### EXERCISE DESCRIPTION
Can you copy the items from the line with "Localize each UI" up to and including the line with "364, 293, 387]", putting "data-bar" wherever "databar" appears and leaving everything else unchanged?

### PROVIDED DATA
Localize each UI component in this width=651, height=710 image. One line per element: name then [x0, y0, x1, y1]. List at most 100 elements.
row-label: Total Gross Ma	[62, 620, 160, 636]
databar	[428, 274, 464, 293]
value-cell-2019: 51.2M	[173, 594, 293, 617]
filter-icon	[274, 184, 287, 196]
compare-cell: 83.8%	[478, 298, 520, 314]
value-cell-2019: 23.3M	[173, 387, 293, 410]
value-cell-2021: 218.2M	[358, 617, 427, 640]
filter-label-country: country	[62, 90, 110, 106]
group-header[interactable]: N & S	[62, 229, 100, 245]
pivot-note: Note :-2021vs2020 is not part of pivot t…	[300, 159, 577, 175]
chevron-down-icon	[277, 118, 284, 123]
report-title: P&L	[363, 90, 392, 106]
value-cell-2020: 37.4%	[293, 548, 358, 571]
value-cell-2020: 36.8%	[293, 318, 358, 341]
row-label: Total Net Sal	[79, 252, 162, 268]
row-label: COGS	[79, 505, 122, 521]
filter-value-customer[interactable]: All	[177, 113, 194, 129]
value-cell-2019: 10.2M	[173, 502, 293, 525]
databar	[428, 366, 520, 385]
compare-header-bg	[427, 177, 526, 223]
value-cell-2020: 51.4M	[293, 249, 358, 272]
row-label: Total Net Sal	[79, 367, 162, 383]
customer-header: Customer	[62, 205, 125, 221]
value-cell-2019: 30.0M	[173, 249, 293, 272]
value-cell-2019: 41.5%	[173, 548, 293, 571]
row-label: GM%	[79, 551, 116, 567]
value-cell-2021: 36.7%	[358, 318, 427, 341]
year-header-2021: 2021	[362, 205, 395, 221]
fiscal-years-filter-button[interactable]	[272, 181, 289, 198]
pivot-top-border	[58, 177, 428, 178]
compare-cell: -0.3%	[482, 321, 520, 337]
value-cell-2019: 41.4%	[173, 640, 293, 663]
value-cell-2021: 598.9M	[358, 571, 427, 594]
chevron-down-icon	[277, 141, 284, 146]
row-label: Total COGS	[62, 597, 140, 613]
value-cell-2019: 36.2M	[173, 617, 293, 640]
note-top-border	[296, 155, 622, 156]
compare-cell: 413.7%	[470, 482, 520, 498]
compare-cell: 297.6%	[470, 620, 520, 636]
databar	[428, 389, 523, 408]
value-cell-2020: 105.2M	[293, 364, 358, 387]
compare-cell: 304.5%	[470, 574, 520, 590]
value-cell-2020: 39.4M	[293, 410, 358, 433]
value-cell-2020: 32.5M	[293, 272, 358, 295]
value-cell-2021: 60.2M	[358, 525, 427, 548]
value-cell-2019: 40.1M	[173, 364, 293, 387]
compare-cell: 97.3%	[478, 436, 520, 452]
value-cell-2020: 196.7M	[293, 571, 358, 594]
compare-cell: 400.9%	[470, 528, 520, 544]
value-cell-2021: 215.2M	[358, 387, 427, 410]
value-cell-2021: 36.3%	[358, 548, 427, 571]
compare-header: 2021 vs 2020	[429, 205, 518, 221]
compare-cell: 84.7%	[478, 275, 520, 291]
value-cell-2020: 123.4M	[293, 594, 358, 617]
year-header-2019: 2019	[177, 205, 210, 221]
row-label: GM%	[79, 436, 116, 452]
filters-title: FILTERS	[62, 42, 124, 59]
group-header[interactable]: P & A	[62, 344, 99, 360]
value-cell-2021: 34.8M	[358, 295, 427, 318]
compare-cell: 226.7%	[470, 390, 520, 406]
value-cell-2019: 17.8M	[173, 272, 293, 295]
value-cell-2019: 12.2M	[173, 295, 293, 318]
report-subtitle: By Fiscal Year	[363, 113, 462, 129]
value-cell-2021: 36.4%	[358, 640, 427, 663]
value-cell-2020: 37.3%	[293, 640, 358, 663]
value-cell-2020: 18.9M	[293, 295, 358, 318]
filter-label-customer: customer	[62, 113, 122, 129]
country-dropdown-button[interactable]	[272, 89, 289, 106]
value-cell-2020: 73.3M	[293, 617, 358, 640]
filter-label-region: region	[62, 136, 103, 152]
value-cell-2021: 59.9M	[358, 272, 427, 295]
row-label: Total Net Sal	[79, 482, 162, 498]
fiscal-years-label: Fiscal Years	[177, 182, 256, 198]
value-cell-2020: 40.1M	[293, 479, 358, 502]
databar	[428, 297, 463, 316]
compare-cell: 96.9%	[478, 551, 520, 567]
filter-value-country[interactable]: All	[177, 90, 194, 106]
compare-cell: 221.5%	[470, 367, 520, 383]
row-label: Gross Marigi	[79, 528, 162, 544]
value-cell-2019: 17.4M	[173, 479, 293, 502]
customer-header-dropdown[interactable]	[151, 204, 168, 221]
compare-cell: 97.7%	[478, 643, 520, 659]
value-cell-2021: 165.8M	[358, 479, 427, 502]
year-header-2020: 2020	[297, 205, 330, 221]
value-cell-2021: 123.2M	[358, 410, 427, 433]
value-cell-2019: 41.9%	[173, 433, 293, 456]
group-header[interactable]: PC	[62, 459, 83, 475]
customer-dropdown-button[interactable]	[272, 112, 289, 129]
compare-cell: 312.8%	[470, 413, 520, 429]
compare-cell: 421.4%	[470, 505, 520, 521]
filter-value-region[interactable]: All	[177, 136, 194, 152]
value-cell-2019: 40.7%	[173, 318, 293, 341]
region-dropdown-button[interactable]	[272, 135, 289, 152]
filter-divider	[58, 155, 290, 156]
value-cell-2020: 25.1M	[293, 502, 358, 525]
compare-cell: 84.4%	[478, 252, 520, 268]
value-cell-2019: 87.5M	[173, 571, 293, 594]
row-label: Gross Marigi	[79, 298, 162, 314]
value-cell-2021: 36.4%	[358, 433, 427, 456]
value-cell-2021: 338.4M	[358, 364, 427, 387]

==

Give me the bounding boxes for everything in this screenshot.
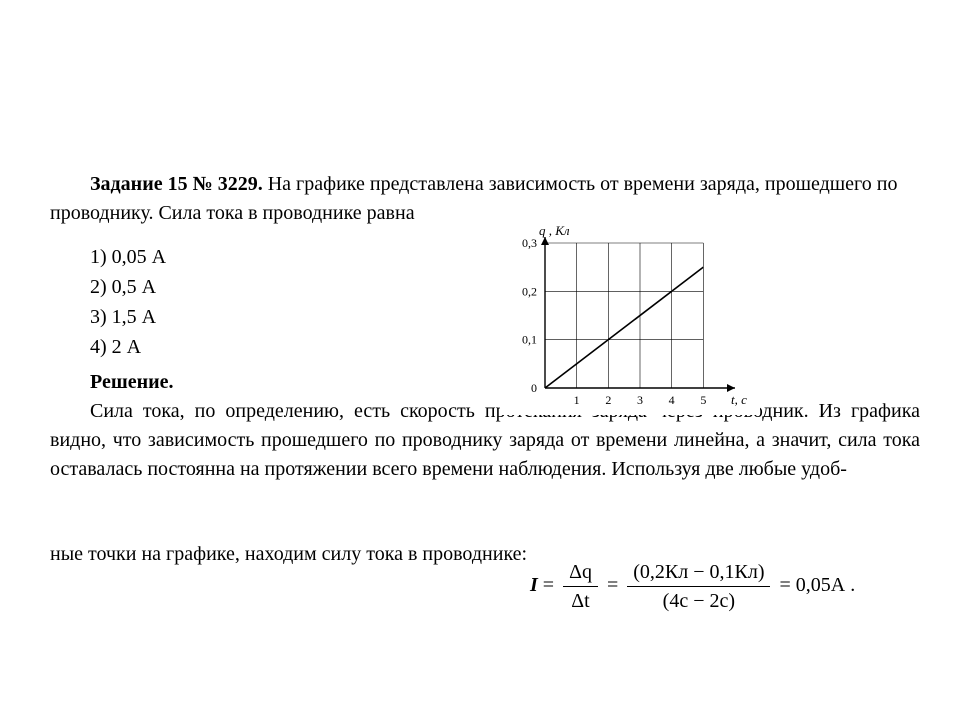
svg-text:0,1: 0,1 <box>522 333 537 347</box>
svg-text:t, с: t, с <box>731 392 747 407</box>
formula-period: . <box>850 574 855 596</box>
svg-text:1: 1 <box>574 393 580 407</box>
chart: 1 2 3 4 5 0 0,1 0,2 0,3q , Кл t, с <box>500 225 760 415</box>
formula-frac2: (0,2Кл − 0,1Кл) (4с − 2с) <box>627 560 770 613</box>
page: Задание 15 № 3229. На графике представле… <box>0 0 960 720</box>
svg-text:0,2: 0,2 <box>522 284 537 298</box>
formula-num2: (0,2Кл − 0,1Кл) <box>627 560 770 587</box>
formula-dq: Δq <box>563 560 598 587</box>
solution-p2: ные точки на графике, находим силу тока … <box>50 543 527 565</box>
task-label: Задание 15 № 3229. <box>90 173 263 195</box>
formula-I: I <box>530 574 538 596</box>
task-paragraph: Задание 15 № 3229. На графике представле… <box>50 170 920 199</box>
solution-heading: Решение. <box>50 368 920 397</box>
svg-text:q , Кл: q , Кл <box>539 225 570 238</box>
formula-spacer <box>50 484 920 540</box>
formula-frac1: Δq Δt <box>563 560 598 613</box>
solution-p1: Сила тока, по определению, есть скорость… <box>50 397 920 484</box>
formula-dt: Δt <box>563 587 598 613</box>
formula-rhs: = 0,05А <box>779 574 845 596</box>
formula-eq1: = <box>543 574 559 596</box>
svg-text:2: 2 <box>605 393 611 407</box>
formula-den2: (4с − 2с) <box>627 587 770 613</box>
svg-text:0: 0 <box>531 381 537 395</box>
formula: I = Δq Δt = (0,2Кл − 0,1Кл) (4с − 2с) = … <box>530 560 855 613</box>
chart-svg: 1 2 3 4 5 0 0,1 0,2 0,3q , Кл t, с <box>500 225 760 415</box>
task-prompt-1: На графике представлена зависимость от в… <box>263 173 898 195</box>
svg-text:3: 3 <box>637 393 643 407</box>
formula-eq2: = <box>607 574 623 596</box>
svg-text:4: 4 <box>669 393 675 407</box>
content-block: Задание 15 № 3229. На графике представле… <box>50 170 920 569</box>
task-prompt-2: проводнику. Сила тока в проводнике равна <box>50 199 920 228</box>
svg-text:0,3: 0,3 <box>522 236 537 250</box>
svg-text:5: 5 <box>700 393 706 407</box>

* * *

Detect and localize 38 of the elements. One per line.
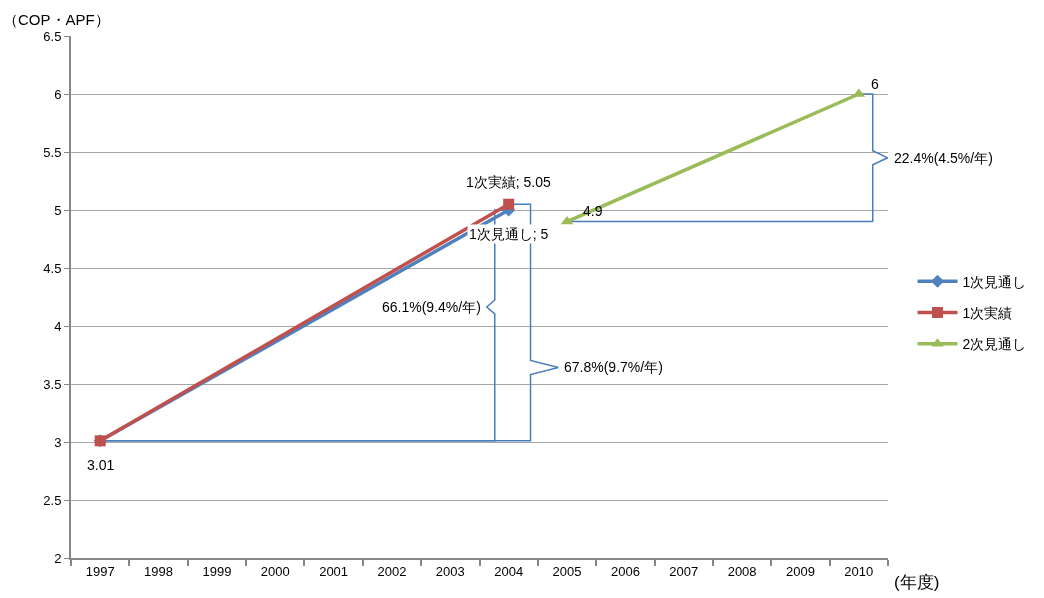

### ANSWER IN FULL
Localize each UI component in this width=651, height=710 image. One line per element: name then [x0, y0, x1, y1]. List at most 100 elements.
row-label: Total Gross Ma	[62, 620, 160, 636]
data-bar	[428, 274, 464, 293]
value-cell-2019: 51.2M	[173, 594, 293, 617]
filter-icon	[274, 184, 287, 196]
compare-cell: 83.8%	[478, 298, 520, 314]
value-cell-2019: 23.3M	[173, 387, 293, 410]
value-cell-2021: 218.2M	[358, 617, 427, 640]
filter-label-country: country	[62, 90, 110, 106]
group-header[interactable]: N & S	[62, 229, 100, 245]
pivot-note: Note :-2021vs2020 is not part of pivot t…	[300, 159, 577, 175]
chevron-down-icon	[277, 118, 284, 123]
report-title: P&L	[363, 90, 392, 106]
value-cell-2020: 37.4%	[293, 548, 358, 571]
value-cell-2020: 36.8%	[293, 318, 358, 341]
row-label: Total Net Sal	[79, 252, 162, 268]
row-label: COGS	[79, 505, 122, 521]
filter-value-customer[interactable]: All	[177, 113, 194, 129]
value-cell-2019: 10.2M	[173, 502, 293, 525]
data-bar	[428, 366, 520, 385]
compare-header-bg	[427, 177, 526, 223]
value-cell-2020: 51.4M	[293, 249, 358, 272]
row-label: Total Net Sal	[79, 367, 162, 383]
customer-header: Customer	[62, 205, 125, 221]
value-cell-2019: 30.0M	[173, 249, 293, 272]
value-cell-2019: 41.5%	[173, 548, 293, 571]
row-label: GM%	[79, 551, 116, 567]
value-cell-2021: 36.7%	[358, 318, 427, 341]
year-header-2021: 2021	[362, 205, 395, 221]
fiscal-years-filter-button[interactable]	[272, 181, 289, 198]
pivot-top-border	[58, 177, 428, 178]
compare-cell: -0.3%	[482, 321, 520, 337]
value-cell-2019: 41.4%	[173, 640, 293, 663]
value-cell-2021: 598.9M	[358, 571, 427, 594]
chevron-down-icon	[277, 141, 284, 146]
row-label: Total COGS	[62, 597, 140, 613]
value-cell-2019: 36.2M	[173, 617, 293, 640]
note-top-border	[296, 155, 622, 156]
compare-cell: 413.7%	[470, 482, 520, 498]
compare-cell: 297.6%	[470, 620, 520, 636]
data-bar	[428, 389, 523, 408]
value-cell-2020: 105.2M	[293, 364, 358, 387]
compare-cell: 304.5%	[470, 574, 520, 590]
value-cell-2020: 39.4M	[293, 410, 358, 433]
value-cell-2020: 32.5M	[293, 272, 358, 295]
value-cell-2021: 60.2M	[358, 525, 427, 548]
value-cell-2019: 40.1M	[173, 364, 293, 387]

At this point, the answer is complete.